Given problem – Copy out each line below exactly as it appears.

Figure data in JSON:

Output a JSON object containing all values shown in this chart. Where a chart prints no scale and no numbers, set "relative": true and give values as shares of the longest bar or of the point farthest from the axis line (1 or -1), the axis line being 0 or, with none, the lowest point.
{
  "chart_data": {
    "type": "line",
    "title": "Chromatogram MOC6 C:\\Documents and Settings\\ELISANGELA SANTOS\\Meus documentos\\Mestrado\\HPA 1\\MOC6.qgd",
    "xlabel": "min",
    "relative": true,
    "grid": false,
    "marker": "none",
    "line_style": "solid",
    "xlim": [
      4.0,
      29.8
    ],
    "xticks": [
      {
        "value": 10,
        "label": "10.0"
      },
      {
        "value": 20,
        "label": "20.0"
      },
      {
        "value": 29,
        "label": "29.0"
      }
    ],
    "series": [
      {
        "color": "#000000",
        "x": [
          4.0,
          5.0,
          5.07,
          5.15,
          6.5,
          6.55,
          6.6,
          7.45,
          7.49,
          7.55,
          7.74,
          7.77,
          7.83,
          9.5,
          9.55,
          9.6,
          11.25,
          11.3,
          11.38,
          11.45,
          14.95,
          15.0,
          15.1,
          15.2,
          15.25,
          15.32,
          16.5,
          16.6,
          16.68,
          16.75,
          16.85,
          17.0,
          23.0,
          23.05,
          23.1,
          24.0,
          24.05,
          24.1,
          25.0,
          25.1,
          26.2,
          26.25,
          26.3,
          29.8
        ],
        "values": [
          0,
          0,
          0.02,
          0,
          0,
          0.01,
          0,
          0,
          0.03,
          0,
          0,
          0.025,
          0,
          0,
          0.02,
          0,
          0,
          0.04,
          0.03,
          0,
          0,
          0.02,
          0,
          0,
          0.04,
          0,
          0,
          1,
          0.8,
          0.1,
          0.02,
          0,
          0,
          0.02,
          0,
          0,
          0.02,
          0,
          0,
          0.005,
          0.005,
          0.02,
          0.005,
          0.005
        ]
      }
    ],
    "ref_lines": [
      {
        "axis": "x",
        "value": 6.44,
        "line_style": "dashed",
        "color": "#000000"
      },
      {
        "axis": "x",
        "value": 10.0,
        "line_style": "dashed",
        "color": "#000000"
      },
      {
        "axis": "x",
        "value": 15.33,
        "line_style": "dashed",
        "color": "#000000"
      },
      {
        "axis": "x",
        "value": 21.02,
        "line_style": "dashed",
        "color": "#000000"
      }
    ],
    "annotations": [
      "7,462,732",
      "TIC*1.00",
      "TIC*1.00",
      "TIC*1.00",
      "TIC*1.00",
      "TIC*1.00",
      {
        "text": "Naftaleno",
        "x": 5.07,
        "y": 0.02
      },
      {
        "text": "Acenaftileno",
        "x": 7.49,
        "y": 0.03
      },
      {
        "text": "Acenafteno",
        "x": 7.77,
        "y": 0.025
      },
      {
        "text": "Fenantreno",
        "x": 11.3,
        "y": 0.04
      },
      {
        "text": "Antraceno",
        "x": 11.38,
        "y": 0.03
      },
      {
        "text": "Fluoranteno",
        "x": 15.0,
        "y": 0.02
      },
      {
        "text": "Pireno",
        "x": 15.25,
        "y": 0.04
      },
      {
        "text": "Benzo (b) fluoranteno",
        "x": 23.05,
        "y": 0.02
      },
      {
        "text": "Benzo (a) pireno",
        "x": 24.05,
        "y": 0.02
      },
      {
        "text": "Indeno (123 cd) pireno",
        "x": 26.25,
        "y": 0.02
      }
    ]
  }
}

Written reply –
Output a JSON object containing all values shown in this chart. Where a chart prints no scale and no numbers, set "relative": true and give values as shares of the longest bar or of the point farthest from the axis line (1 or -1), the axis line being 0 or, with none, the lowest point.
{
  "chart_data": {
    "type": "line",
    "title": "Chromatogram MOC6 C:\\Documents and Settings\\ELISANGELA SANTOS\\Meus documentos\\Mestrado\\HPA 1\\MOC6.qgd",
    "xlabel": "min",
    "relative": true,
    "grid": false,
    "marker": "none",
    "line_style": "solid",
    "xlim": [
      4.0,
      29.8
    ],
    "xticks": [
      {
        "value": 10,
        "label": "10.0"
      },
      {
        "value": 20,
        "label": "20.0"
      },
      {
        "value": 29,
        "label": "29.0"
      }
    ],
    "series": [
      {
        "color": "#000000",
        "x": [
          4.0,
          5.0,
          5.07,
          5.15,
          6.5,
          6.55,
          6.6,
          7.45,
          7.49,
          7.55,
          7.74,
          7.77,
          7.83,
          9.5,
          9.55,
          9.6,
          11.25,
          11.3,
          11.38,
          11.45,
          14.95,
          15.0,
          15.1,
          15.2,
          15.25,
          15.32,
          16.5,
          16.6,
          16.68,
          16.75,
          16.85,
          17.0,
          23.0,
          23.05,
          23.1,
          24.0,
          24.05,
          24.1,
          25.0,
          25.1,
          26.2,
          26.25,
          26.3,
          29.8
        ],
        "values": [
          0,
          0,
          0.02,
          0,
          0,
          0.01,
          0,
          0,
          0.03,
          0,
          0,
          0.025,
          0,
          0,
          0.02,
          0,
          0,
          0.04,
          0.03,
          0,
          0,
          0.02,
          0,
          0,
          0.04,
          0,
          0,
          1,
          0.8,
          0.1,
          0.02,
          0,
          0,
          0.02,
          0,
          0,
          0.02,
          0,
          0,
          0.005,
          0.005,
          0.02,
          0.005,
          0.005
        ]
      }
    ],
    "ref_lines": [
      {
        "axis": "x",
        "value": 6.44,
        "line_style": "dashed",
        "color": "#000000"
      },
      {
        "axis": "x",
        "value": 10.0,
        "line_style": "dashed",
        "color": "#000000"
      },
      {
        "axis": "x",
        "value": 15.33,
        "line_style": "dashed",
        "color": "#000000"
      },
      {
        "axis": "x",
        "value": 21.02,
        "line_style": "dashed",
        "color": "#000000"
      }
    ],
    "annotations": [
      "7,462,732",
      "TIC*1.00",
      "TIC*1.00",
      "TIC*1.00",
      "TIC*1.00",
      "TIC*1.00",
      {
        "text": "Naftaleno",
        "x": 5.07,
        "y": 0.02
      },
      {
        "text": "Acenaftileno",
        "x": 7.49,
        "y": 0.03
      },
      {
        "text": "Acenafteno",
        "x": 7.77,
        "y": 0.025
      },
      {
        "text": "Fenantreno",
        "x": 11.3,
        "y": 0.04
      },
      {
        "text": "Antraceno",
        "x": 11.38,
        "y": 0.03
      },
      {
        "text": "Fluoranteno",
        "x": 15.0,
        "y": 0.02
      },
      {
        "text": "Pireno",
        "x": 15.25,
        "y": 0.04
      },
      {
        "text": "Benzo (b) fluoranteno",
        "x": 23.05,
        "y": 0.02
      },
      {
        "text": "Benzo (a) pireno",
        "x": 24.05,
        "y": 0.02
      },
      {
        "text": "Indeno (123 cd) pireno",
        "x": 26.25,
        "y": 0.02
      }
    ]
  }
}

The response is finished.